• _SHORT EXERCISE_
Reproduce every record below exactly as it appears.

• _LISTING_

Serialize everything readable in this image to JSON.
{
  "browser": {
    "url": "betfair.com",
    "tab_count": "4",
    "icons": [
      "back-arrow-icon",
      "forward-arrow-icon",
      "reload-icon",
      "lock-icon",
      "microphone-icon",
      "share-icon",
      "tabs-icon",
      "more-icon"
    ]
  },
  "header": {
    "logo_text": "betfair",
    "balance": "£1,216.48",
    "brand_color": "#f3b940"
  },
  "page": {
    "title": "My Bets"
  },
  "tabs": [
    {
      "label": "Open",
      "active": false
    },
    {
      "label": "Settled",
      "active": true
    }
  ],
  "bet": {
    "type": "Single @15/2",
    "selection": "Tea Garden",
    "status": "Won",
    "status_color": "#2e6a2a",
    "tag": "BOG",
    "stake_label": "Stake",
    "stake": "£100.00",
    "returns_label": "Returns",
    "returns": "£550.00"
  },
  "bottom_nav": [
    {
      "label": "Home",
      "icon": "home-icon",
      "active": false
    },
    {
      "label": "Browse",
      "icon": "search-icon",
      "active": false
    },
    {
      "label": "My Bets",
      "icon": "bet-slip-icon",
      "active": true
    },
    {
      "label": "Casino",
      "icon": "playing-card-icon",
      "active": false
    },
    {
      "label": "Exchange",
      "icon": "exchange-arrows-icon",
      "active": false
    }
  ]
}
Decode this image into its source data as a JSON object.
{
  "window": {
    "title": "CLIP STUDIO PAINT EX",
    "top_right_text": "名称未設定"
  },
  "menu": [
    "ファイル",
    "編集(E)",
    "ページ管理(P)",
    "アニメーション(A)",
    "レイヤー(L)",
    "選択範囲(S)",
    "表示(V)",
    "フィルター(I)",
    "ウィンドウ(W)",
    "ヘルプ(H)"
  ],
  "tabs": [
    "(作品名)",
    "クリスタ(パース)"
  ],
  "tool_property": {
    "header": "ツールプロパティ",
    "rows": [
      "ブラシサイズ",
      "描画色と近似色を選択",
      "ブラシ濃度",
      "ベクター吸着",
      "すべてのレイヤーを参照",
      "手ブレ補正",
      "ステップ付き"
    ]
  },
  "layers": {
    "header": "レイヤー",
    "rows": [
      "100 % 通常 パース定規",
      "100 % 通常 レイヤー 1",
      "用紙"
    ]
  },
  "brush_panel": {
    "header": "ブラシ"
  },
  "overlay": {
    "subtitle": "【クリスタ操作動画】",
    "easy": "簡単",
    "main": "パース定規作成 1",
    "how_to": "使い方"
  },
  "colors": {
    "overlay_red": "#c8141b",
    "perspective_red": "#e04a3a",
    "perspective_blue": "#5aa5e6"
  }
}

• _EXERCISE SOLUTION_
Serialize everything readable in this image to JSON.
{
  "browser": {
    "url": "betfair.com",
    "tab_count": "4",
    "icons": [
      "back-arrow-icon",
      "forward-arrow-icon",
      "reload-icon",
      "lock-icon",
      "microphone-icon",
      "share-icon",
      "tabs-icon",
      "more-icon"
    ]
  },
  "header": {
    "logo_text": "betfair",
    "balance": "£1,216.48",
    "brand_color": "#f3b940"
  },
  "page": {
    "title": "My Bets"
  },
  "tabs": [
    {
      "label": "Open",
      "active": false
    },
    {
      "label": "Settled",
      "active": true
    }
  ],
  "bet": {
    "type": "Single @15/2",
    "selection": "Tea Garden",
    "status": "Won",
    "status_color": "#2e6a2a",
    "tag": "BOG",
    "stake_label": "Stake",
    "stake": "£100.00",
    "returns_label": "Returns",
    "returns": "£550.00"
  },
  "bottom_nav": [
    {
      "label": "Home",
      "icon": "home-icon",
      "active": false
    },
    {
      "label": "Browse",
      "icon": "search-icon",
      "active": false
    },
    {
      "label": "My Bets",
      "icon": "bet-slip-icon",
      "active": true
    },
    {
      "label": "Casino",
      "icon": "playing-card-icon",
      "active": false
    },
    {
      "label": "Exchange",
      "icon": "exchange-arrows-icon",
      "active": false
    }
  ]
}
Decode this image into its source data as a JSON object.
{
  "window": {
    "title": "CLIP STUDIO PAINT EX",
    "top_right_text": "名称未設定"
  },
  "menu": [
    "ファイル",
    "編集(E)",
    "ページ管理(P)",
    "アニメーション(A)",
    "レイヤー(L)",
    "選択範囲(S)",
    "表示(V)",
    "フィルター(I)",
    "ウィンドウ(W)",
    "ヘルプ(H)"
  ],
  "tabs": [
    "(作品名)",
    "クリスタ(パース)"
  ],
  "tool_property": {
    "header": "ツールプロパティ",
    "rows": [
      "ブラシサイズ",
      "描画色と近似色を選択",
      "ブラシ濃度",
      "ベクター吸着",
      "すべてのレイヤーを参照",
      "手ブレ補正",
      "ステップ付き"
    ]
  },
  "layers": {
    "header": "レイヤー",
    "rows": [
      "100 % 通常 パース定規",
      "100 % 通常 レイヤー 1",
      "用紙"
    ]
  },
  "brush_panel": {
    "header": "ブラシ"
  },
  "overlay": {
    "subtitle": "【クリスタ操作動画】",
    "easy": "簡単",
    "main": "パース定規作成 1",
    "how_to": "使い方"
  },
  "colors": {
    "overlay_red": "#c8141b",
    "perspective_red": "#e04a3a",
    "perspective_blue": "#5aa5e6"
  }
}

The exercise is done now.